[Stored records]
..........

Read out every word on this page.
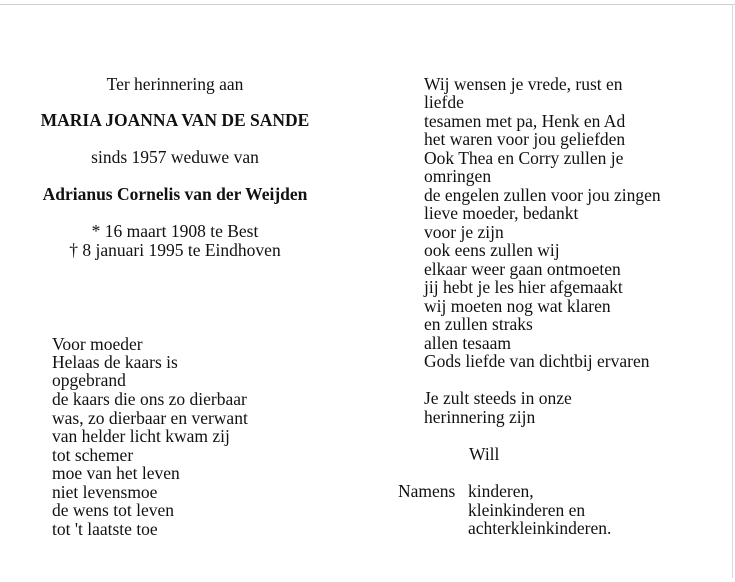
Ter herinnering aan
MARIA JOANNA VAN DE SANDE
sinds 1957 weduwe van
Adrianus Cornelis van der Weijden
* 16 maart 1908 te Best
† 8 januari 1995 te Eindhoven
Voor moeder
Helaas de kaars is
opgebrand
de kaars die ons zo dierbaar
was, zo dierbaar en verwant
van helder licht kwam zij
tot schemer
moe van het leven
niet levensmoe
de wens tot leven
tot 't laatste toe
Wij wensen je vrede, rust en
liefde
tesamen met pa, Henk en Ad
het waren voor jou geliefden
Ook Thea en Corry zullen je
omringen
de engelen zullen voor jou zingen
lieve moeder, bedankt
voor je zijn
ook eens zullen wij
elkaar weer gaan ontmoeten
jij hebt je les hier afgemaakt
wij moeten nog wat klaren
en zullen straks
allen tesaam
Gods liefde van dichtbij ervaren
Je zult steeds in onze
herinnering zijn
Will
Namens kinderen,
kleinkinderen en
achterkleinkinderen.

..........

▶ _SHORT EXERCISE_: Your copy should repeat each entry above exactly but contain no pictures.

▶ _FULL RESPONSE_:
Read out every word on this page.
Ter herinnering aan
MARIA JOANNA VAN DE SANDE
sinds 1957 weduwe van
Adrianus Cornelis van der Weijden
* 16 maart 1908 te Best
† 8 januari 1995 te Eindhoven
Voor moeder
Helaas de kaars is
opgebrand
de kaars die ons zo dierbaar
was, zo dierbaar en verwant
van helder licht kwam zij
tot schemer
moe van het leven
niet levensmoe
de wens tot leven
tot 't laatste toe
Wij wensen je vrede, rust en
liefde
tesamen met pa, Henk en Ad
het waren voor jou geliefden
Ook Thea en Corry zullen je
omringen
de engelen zullen voor jou zingen
lieve moeder, bedankt
voor je zijn
ook eens zullen wij
elkaar weer gaan ontmoeten
jij hebt je les hier afgemaakt
wij moeten nog wat klaren
en zullen straks
allen tesaam
Gods liefde van dichtbij ervaren
Je zult steeds in onze
herinnering zijn
Will
Namens kinderen,
kleinkinderen en
achterkleinkinderen.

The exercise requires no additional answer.